# OBJECTIVE
Determine how many lines in the data below contain "Daily" and write only that number.

# Records from a data source
....

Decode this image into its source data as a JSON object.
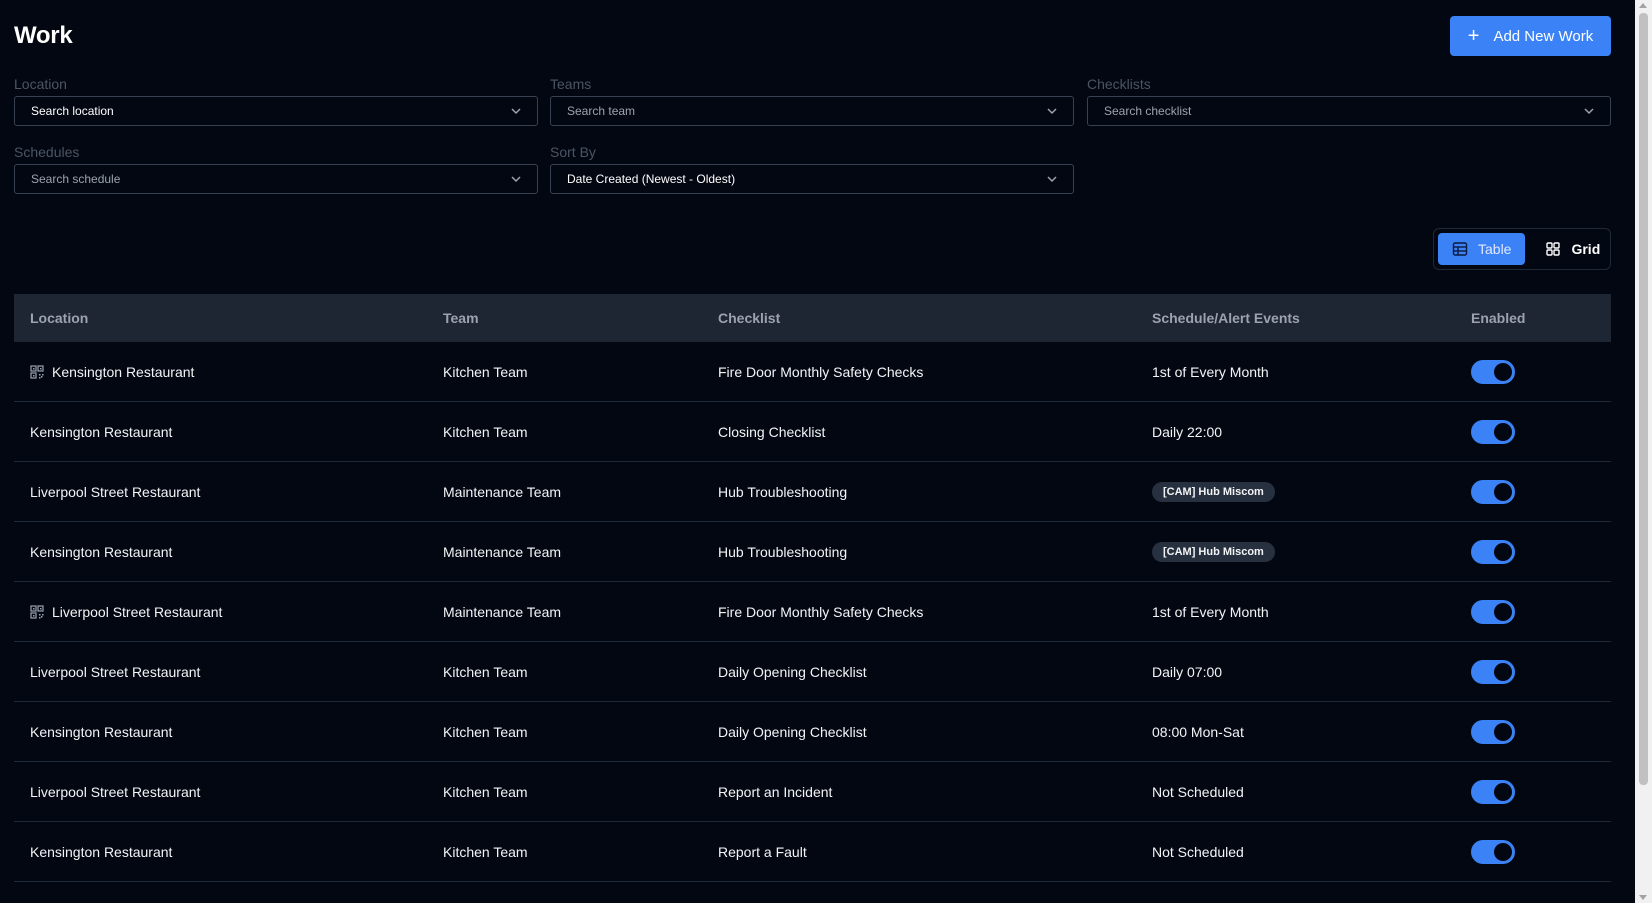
{
  "page": {
    "title": "Work",
    "add_button_label": "Add New Work"
  },
  "filters": {
    "location": {
      "label": "Location",
      "value": "Search location"
    },
    "teams": {
      "label": "Teams",
      "value": "Search team"
    },
    "checklists": {
      "label": "Checklists",
      "value": "Search checklist"
    },
    "schedules": {
      "label": "Schedules",
      "value": "Search schedule"
    },
    "sort_by": {
      "label": "Sort By",
      "value": "Date Created (Newest - Oldest)"
    }
  },
  "view_toggle": {
    "table_label": "Table",
    "grid_label": "Grid",
    "active": "table"
  },
  "table": {
    "headers": [
      "Location",
      "Team",
      "Checklist",
      "Schedule/Alert Events",
      "Enabled"
    ],
    "rows": [
      {
        "location": "Kensington Restaurant",
        "qr": true,
        "team": "Kitchen Team",
        "checklist": "Fire Door Monthly Safety Checks",
        "schedule": "1st of Every Month",
        "schedule_badge": false,
        "enabled": true
      },
      {
        "location": "Kensington Restaurant",
        "qr": false,
        "team": "Kitchen Team",
        "checklist": "Closing Checklist",
        "schedule": "Daily 22:00",
        "schedule_badge": false,
        "enabled": true
      },
      {
        "location": "Liverpool Street Restaurant",
        "qr": false,
        "team": "Maintenance Team",
        "checklist": "Hub Troubleshooting",
        "schedule": "[CAM] Hub Miscom",
        "schedule_badge": true,
        "enabled": true
      },
      {
        "location": "Kensington Restaurant",
        "qr": false,
        "team": "Maintenance Team",
        "checklist": "Hub Troubleshooting",
        "schedule": "[CAM] Hub Miscom",
        "schedule_badge": true,
        "enabled": true
      },
      {
        "location": "Liverpool Street Restaurant",
        "qr": true,
        "team": "Maintenance Team",
        "checklist": "Fire Door Monthly Safety Checks",
        "schedule": "1st of Every Month",
        "schedule_badge": false,
        "enabled": true
      },
      {
        "location": "Liverpool Street Restaurant",
        "qr": false,
        "team": "Kitchen Team",
        "checklist": "Daily Opening Checklist",
        "schedule": "Daily 07:00",
        "schedule_badge": false,
        "enabled": true
      },
      {
        "location": "Kensington Restaurant",
        "qr": false,
        "team": "Kitchen Team",
        "checklist": "Daily Opening Checklist",
        "schedule": "08:00 Mon-Sat",
        "schedule_badge": false,
        "enabled": true
      },
      {
        "location": "Liverpool Street Restaurant",
        "qr": false,
        "team": "Kitchen Team",
        "checklist": "Report an Incident",
        "schedule": "Not Scheduled",
        "schedule_badge": false,
        "enabled": true
      },
      {
        "location": "Kensington Restaurant",
        "qr": false,
        "team": "Kitchen Team",
        "checklist": "Report a Fault",
        "schedule": "Not Scheduled",
        "schedule_badge": false,
        "enabled": true
      }
    ]
  },
  "colors": {
    "background": "#030712",
    "accent": "#3b82f6",
    "table_header": "#1e2533"
  }
}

....

# TASK ANSWER
4